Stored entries
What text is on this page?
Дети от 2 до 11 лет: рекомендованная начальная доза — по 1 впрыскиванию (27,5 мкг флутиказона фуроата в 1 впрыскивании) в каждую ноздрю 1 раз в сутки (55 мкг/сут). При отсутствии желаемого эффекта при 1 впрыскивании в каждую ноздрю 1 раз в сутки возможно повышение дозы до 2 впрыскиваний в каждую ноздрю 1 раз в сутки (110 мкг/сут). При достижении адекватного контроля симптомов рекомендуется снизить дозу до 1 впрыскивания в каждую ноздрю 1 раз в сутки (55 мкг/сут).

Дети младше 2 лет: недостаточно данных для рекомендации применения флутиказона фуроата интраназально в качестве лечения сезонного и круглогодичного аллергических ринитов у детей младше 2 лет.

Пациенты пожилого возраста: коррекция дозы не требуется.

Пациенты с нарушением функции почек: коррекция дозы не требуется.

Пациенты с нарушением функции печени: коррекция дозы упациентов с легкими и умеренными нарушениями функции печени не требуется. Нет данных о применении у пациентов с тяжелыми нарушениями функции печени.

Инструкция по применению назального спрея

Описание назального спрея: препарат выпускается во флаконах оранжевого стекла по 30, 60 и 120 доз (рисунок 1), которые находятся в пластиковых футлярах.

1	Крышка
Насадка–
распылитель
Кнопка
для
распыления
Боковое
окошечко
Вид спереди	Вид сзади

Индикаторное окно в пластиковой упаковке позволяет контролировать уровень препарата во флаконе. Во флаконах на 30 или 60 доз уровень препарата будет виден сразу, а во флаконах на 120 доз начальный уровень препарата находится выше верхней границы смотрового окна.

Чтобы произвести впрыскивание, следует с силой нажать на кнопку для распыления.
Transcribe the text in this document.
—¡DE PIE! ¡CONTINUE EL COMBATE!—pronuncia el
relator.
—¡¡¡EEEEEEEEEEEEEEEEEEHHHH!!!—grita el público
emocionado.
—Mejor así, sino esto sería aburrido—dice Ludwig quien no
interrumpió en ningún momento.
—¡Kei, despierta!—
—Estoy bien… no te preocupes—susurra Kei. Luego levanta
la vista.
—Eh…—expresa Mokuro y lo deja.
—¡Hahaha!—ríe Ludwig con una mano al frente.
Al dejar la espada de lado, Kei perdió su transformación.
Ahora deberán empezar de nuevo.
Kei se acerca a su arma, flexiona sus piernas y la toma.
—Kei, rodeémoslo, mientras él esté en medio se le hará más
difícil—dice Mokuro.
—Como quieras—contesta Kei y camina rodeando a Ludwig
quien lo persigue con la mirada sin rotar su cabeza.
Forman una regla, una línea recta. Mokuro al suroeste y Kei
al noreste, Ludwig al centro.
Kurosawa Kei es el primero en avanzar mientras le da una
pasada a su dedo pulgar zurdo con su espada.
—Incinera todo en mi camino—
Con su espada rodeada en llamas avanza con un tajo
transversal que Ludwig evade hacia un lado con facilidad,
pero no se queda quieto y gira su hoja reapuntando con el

### Required task:
Which lines in the listing above hold the word "Пациенты"? Show each of them.

### Output:
Пациенты пожилого возраста: коррекция дозы не требуется.
Пациенты с нарушением функции почек: коррекция дозы не требуется.
Пациенты с нарушением функции печени: коррекция дозы упациентов с легкими и умеренными нарушениями функции печени не требуется. Нет данных о применении у пациентов с тяжелыми нарушениями функции печени.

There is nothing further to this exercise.